» **Lista de tareas**
- a) Reproduce el fragmento del texto sobre el festival coral que va de "Comentó a la" a "la apoyaron, comentó.", ambos incluidos.
- b) Según el texto sobre el festival coral, ¿qué asociación creó el Festival?

» **Texto de lectura**
Comentó a la radio la maestra Gricel Lince, jefa del Departamento de Dirección Coral y Orquestal de la Universidad de las Artes, que es importantísima la permanencia de este Festival, y este año fue dedicado a los 120 años de Caturla, el centenario de la Orquesta Sinfónica de Villa Clara, los 50 del ISA y los 40 de la Asociación Hermanos Saíz —creadora de la cita. A pesar de las circunstancias y la reducción a que conllevó, el talento local lo hizo posible. Es un logro de la AHS y quienes la apoyaron, comentó.
El Festival pudo mostrar cantorías infantiles revitalizadas y al Coro Audinos en su nueva versión de voces mixtas, por eso significó la maestra la importancia de que no se detenga el trabajo coral que ya distingue a la ciudad que incluso tiene un evento propio de mucha calidad: “Santa Clara canta”.

Datos de análisis de la maquetación de páginas:
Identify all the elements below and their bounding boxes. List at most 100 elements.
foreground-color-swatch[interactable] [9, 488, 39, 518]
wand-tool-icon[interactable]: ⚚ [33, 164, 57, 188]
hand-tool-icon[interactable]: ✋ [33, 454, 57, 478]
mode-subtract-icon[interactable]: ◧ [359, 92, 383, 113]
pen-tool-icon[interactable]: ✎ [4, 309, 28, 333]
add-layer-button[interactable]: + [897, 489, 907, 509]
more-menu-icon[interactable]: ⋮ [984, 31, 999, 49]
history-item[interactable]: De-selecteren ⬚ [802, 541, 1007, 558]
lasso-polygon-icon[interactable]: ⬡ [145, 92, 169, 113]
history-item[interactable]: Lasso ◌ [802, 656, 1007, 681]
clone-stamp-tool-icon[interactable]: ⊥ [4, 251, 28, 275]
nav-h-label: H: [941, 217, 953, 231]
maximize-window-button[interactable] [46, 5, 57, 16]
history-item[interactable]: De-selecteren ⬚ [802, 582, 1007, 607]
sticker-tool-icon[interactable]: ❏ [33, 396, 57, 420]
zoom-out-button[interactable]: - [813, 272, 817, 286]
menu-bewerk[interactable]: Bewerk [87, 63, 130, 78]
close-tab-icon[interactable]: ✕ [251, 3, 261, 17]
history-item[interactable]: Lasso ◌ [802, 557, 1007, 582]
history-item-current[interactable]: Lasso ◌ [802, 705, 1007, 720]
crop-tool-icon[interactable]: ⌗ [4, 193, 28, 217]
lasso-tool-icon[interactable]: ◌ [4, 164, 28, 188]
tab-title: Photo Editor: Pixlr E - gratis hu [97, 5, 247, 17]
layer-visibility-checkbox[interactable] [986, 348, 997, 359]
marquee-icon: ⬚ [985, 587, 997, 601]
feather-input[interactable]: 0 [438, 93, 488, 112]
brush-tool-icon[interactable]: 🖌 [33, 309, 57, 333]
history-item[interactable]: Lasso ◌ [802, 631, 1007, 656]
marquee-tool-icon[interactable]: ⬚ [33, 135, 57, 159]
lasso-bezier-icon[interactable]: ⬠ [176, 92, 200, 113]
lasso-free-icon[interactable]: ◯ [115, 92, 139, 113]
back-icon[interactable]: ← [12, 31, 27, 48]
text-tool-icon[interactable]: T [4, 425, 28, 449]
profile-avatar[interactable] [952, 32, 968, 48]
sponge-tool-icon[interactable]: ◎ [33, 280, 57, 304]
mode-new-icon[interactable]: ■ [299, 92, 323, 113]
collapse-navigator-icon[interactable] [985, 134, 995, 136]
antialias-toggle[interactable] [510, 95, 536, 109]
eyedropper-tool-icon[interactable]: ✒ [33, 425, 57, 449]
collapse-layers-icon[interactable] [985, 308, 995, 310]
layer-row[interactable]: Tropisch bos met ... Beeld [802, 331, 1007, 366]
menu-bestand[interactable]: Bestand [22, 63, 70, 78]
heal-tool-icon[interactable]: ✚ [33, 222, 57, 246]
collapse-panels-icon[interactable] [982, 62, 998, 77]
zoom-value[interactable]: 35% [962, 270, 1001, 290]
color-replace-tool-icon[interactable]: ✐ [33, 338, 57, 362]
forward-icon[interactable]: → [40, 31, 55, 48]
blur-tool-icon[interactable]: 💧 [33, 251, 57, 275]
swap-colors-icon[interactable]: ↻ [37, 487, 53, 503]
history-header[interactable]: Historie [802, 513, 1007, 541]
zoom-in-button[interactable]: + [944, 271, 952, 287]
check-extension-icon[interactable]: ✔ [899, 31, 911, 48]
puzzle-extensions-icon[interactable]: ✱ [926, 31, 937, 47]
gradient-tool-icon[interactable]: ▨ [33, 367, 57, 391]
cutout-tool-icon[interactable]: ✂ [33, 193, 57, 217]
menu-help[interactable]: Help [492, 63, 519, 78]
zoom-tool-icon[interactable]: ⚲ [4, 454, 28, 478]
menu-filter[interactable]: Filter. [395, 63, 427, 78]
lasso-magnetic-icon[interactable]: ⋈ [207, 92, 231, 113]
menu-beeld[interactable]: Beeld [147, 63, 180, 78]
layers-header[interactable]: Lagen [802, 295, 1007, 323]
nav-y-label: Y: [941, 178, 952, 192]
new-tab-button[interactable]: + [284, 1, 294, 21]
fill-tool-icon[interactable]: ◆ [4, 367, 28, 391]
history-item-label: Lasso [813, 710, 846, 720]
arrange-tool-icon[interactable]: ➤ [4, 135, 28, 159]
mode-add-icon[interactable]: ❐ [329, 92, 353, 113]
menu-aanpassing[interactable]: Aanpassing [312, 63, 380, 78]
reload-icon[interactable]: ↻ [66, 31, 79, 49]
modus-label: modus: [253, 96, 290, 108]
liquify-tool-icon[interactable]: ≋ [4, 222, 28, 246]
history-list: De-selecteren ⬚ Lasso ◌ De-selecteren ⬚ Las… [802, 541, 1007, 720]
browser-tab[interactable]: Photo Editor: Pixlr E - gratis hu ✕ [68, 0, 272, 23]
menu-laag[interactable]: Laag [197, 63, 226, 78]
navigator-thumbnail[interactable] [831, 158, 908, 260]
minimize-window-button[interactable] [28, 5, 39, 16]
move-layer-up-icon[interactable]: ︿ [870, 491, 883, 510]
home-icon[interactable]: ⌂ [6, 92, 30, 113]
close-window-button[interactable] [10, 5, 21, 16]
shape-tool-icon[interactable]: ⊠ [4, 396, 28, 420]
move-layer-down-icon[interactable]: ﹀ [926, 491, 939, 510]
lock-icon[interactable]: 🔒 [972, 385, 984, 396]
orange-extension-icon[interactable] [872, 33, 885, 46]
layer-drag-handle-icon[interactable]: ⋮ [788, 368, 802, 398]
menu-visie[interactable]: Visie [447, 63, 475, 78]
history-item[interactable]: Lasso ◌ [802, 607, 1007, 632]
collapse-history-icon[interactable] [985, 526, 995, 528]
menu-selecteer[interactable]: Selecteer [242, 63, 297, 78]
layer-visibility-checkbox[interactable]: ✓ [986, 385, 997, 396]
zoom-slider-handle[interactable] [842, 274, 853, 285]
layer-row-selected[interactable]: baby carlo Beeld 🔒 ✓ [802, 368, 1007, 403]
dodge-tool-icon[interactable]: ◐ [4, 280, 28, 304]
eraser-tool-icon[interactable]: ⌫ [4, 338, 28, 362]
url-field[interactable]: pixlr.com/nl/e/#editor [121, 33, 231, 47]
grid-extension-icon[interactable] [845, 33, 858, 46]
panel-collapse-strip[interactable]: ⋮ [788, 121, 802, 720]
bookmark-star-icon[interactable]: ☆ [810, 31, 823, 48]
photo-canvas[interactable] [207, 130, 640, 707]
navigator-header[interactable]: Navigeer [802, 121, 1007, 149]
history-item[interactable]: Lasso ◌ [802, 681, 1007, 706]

» **Respuestas por tarea**
- a)
Comentó a la radio la maestra Gricel Lince, jefa del Departamento de Dirección Coral y Orquestal de la Universidad de las Artes, que es importantísima la permanencia de este Festival, y este año fue dedicado a los 120 años de Caturla, el centenario de la Orquesta Sinfónica de Villa Clara, los 50 del ISA y los 40 de la Asociación Hermanos Saíz —creadora de la cita. A pesar de las circunstancias y la reducción a que conllevó, el talento local lo hizo posible. Es un logro de la AHS y quienes la apoyaron, comentó.

- b) La Asociación Hermanos Saíz (AHS).